----- Stored data -----

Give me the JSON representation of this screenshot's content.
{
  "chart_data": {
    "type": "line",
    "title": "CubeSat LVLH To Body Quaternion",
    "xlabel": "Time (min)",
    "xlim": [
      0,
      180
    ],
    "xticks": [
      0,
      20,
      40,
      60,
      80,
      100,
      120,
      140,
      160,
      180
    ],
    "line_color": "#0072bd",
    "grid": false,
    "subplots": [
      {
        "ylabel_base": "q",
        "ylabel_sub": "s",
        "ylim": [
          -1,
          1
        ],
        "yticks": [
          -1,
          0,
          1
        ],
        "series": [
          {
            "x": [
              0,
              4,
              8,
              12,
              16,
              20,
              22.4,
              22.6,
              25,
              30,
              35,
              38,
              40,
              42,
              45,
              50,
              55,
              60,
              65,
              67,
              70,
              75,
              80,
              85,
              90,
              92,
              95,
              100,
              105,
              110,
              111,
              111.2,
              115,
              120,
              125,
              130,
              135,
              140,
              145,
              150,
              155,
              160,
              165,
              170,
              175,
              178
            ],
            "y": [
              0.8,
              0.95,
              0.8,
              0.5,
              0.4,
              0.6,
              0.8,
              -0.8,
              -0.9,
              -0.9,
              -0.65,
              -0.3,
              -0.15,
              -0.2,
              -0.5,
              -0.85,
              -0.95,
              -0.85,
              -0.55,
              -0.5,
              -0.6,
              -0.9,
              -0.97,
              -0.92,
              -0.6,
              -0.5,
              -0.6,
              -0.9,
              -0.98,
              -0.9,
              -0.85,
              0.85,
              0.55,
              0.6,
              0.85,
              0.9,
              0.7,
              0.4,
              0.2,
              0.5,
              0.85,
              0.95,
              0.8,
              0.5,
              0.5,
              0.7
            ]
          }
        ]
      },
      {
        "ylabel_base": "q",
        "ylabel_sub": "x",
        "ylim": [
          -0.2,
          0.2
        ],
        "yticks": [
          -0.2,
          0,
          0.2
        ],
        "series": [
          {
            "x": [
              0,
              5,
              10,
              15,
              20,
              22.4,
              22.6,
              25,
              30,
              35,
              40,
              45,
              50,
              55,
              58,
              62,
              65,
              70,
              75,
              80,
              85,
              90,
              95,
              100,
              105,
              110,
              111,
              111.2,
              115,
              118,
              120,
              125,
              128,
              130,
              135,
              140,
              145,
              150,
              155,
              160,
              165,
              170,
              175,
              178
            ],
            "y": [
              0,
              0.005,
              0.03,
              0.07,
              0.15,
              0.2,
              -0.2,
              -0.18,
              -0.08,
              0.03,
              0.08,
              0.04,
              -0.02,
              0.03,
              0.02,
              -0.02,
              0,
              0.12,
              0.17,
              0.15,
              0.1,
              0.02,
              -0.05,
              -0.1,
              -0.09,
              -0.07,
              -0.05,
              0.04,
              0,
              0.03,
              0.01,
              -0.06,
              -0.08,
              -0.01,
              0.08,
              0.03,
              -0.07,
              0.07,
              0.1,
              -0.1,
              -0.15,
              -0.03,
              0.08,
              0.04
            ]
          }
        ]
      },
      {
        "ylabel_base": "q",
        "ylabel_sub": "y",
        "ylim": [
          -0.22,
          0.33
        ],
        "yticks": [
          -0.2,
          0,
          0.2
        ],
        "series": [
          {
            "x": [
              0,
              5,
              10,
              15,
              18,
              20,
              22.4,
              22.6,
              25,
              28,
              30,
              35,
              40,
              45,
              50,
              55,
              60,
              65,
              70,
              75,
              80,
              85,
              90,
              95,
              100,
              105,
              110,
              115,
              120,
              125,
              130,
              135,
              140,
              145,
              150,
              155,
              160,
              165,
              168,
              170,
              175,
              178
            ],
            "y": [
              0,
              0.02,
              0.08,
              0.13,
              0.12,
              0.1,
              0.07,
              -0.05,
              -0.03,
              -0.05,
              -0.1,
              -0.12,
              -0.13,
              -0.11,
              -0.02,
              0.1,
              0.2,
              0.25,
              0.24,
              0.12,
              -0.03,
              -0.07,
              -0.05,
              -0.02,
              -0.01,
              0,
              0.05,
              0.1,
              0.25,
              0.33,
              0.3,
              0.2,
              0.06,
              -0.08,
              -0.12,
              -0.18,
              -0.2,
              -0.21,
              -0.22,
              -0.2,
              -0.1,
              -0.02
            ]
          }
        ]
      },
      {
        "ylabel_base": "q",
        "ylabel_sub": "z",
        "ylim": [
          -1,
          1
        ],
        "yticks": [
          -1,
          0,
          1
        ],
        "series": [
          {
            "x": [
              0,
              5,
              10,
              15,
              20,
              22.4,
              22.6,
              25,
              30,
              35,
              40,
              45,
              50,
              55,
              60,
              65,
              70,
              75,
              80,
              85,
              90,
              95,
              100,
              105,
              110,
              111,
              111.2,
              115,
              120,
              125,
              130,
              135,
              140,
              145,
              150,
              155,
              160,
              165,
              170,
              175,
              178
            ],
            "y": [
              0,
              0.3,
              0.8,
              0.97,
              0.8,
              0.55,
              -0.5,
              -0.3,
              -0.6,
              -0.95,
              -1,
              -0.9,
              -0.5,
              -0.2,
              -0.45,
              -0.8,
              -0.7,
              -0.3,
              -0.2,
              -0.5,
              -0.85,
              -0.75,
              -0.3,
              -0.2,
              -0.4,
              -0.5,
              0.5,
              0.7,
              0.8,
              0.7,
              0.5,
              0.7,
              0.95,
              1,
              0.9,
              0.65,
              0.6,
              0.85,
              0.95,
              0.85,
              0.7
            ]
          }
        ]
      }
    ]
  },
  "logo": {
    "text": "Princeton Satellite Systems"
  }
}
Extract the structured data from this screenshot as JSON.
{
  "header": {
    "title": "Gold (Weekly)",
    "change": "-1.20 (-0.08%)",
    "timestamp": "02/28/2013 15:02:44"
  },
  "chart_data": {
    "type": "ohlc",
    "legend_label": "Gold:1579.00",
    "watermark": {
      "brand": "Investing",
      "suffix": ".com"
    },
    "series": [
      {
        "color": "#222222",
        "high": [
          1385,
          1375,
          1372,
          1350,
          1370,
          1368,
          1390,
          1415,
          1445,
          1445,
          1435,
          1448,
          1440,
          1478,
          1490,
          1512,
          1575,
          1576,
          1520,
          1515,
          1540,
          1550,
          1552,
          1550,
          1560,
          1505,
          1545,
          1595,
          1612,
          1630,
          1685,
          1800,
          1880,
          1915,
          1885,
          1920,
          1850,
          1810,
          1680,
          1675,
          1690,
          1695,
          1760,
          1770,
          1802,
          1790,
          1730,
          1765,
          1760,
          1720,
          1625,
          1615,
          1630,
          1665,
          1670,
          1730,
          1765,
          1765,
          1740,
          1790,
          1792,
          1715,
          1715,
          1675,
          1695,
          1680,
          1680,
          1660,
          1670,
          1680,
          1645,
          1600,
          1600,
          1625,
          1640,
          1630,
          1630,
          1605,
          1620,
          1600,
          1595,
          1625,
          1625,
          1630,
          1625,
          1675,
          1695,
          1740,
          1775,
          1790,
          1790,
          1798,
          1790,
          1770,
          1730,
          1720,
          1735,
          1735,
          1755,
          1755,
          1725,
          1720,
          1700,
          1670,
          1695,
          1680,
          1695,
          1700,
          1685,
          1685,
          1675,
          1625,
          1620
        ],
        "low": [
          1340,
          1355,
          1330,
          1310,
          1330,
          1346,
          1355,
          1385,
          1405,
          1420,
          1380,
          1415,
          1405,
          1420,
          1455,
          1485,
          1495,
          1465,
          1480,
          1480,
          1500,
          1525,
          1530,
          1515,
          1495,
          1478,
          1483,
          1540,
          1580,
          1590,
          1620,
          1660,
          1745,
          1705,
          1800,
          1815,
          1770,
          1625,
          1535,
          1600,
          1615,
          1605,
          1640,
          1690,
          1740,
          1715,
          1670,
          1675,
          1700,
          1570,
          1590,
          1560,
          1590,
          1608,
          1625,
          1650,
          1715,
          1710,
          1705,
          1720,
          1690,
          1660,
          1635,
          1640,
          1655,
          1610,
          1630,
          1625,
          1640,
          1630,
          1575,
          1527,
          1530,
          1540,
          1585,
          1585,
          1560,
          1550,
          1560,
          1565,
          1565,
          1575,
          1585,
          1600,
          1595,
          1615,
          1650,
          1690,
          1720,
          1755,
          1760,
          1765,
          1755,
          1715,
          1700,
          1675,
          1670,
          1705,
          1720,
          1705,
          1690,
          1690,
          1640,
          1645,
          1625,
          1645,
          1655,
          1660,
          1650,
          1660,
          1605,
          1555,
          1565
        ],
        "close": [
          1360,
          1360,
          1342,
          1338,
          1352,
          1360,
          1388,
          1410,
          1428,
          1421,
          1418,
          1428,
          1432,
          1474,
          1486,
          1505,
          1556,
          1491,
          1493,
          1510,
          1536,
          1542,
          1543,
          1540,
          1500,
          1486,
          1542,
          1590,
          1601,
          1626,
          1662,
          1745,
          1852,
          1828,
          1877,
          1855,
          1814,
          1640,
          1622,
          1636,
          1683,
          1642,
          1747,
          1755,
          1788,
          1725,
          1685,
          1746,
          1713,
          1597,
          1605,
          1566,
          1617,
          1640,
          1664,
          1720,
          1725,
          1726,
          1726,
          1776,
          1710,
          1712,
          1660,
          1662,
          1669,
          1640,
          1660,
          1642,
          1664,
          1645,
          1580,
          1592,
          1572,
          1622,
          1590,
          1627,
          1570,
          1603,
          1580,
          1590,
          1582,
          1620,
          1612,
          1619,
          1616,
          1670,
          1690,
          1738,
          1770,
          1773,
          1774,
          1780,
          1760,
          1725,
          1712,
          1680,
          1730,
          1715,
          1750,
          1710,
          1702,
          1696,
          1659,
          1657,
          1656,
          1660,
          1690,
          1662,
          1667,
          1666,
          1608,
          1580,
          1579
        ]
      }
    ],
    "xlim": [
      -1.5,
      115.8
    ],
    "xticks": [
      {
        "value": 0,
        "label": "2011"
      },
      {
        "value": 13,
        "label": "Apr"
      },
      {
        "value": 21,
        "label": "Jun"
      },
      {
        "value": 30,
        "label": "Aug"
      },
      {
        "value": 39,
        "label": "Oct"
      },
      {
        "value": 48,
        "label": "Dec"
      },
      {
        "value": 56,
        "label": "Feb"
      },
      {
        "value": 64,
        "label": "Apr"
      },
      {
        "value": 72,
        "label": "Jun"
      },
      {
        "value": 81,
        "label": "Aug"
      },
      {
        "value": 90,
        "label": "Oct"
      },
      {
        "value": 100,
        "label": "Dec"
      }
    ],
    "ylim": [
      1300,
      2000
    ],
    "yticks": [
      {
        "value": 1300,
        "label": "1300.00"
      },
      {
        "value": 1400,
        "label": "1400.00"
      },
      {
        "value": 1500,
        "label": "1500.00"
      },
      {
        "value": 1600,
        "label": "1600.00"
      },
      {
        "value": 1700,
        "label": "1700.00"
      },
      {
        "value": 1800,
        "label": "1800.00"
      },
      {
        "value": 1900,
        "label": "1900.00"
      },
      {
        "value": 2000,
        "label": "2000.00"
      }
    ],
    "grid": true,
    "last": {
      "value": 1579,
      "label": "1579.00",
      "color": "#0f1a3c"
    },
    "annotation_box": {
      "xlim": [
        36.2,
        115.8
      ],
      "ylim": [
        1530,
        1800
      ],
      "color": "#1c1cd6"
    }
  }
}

-----

Every line of the listing that holds "title" should be found and copied.

    "title": "CubeSat LVLH To Body Quaternion",
    "title": "Gold (Weekly)",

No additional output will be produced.